[Begin GIVEN RECORDS]

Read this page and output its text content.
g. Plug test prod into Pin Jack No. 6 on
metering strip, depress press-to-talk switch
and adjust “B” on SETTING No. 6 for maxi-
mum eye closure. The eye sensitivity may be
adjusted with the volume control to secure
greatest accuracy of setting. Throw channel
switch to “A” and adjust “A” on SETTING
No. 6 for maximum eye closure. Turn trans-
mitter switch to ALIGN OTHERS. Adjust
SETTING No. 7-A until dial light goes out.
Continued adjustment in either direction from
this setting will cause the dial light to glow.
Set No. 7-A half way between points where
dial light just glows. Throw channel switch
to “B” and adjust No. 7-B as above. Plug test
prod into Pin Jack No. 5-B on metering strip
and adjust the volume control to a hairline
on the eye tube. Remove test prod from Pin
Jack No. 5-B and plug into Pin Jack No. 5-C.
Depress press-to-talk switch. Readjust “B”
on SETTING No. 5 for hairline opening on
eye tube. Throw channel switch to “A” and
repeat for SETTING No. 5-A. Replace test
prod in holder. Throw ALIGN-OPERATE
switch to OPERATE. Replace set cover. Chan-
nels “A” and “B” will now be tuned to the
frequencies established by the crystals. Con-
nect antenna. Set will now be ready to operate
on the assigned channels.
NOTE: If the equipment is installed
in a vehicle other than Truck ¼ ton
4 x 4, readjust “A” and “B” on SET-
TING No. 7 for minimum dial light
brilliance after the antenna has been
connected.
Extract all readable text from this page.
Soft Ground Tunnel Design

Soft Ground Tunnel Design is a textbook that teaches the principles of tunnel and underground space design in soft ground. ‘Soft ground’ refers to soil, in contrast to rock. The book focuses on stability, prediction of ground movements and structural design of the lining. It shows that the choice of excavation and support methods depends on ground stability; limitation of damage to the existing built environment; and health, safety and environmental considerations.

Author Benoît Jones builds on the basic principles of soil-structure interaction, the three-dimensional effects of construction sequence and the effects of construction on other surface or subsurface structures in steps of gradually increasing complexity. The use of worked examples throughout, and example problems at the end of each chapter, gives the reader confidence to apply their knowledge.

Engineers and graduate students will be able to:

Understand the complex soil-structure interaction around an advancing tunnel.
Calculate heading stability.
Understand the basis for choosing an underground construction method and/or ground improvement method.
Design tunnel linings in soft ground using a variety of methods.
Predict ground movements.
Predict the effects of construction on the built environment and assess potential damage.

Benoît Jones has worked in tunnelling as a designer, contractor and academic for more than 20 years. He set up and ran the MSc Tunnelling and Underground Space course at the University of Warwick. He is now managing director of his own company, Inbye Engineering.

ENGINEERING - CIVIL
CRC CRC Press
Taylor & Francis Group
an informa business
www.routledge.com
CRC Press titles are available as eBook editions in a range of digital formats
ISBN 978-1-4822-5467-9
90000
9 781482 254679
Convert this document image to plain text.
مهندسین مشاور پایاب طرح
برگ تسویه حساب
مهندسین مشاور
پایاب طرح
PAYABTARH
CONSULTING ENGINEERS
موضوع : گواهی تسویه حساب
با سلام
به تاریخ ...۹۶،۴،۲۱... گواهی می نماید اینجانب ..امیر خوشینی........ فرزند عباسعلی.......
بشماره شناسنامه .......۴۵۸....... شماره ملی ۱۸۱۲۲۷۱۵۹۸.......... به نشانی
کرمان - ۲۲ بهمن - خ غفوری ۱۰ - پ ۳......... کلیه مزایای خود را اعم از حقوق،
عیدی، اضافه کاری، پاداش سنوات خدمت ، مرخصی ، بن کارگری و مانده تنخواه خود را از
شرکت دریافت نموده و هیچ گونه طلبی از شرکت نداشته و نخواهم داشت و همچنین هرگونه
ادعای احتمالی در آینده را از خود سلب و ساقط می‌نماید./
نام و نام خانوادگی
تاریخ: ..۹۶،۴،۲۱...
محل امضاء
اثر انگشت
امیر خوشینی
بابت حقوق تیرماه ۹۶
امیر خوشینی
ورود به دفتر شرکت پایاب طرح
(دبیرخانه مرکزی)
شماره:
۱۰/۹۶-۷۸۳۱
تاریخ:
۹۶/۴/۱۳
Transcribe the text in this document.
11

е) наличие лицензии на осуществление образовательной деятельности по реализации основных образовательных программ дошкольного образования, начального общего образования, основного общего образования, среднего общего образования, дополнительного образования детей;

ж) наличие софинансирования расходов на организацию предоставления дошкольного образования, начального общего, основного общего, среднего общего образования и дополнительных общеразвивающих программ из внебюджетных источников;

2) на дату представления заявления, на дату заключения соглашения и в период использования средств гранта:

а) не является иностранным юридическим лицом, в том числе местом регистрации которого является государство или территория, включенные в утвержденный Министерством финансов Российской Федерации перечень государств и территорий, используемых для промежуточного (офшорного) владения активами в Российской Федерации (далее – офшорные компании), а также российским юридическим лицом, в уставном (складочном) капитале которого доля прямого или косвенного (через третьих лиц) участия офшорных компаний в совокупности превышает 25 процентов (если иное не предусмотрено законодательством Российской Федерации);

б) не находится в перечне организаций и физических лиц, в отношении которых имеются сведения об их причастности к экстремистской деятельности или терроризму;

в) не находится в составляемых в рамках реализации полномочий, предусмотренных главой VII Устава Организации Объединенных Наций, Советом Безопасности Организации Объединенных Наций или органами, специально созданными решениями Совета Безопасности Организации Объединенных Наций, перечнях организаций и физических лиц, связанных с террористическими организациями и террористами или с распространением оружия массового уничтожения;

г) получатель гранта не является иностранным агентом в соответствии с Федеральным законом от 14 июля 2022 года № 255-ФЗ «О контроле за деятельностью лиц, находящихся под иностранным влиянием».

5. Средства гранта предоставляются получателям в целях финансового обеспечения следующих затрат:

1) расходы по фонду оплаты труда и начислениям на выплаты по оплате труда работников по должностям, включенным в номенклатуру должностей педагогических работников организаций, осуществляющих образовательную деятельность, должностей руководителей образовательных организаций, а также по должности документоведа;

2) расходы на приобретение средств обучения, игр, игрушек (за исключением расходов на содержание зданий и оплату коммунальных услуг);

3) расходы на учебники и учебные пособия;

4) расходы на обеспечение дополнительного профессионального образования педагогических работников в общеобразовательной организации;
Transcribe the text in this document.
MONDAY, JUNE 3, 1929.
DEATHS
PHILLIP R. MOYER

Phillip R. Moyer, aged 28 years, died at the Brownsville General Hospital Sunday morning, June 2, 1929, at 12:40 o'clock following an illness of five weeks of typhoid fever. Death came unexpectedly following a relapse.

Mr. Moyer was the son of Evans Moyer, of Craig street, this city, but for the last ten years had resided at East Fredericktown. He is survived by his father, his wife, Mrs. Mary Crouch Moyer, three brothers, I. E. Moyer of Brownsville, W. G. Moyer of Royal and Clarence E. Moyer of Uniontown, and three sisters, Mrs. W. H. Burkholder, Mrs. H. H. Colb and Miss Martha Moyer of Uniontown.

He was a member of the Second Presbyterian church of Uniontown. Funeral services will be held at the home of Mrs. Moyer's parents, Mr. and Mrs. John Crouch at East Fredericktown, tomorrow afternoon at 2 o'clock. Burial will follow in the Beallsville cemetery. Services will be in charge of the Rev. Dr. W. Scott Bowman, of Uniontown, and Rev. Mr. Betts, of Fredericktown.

[End GIVEN RECORDS]

# PROBLEM REQUIREMENTS
Each line that holds the word "prod" should be extracted from the records.

# EXERCISE SOLUTION
g. Plug test prod into Pin Jack No. 6 on
prod into Pin Jack No. 5-B on metering strip
on the eye tube. Remove test prod from Pin
prod in holder. Throw ALIGN-OPERATE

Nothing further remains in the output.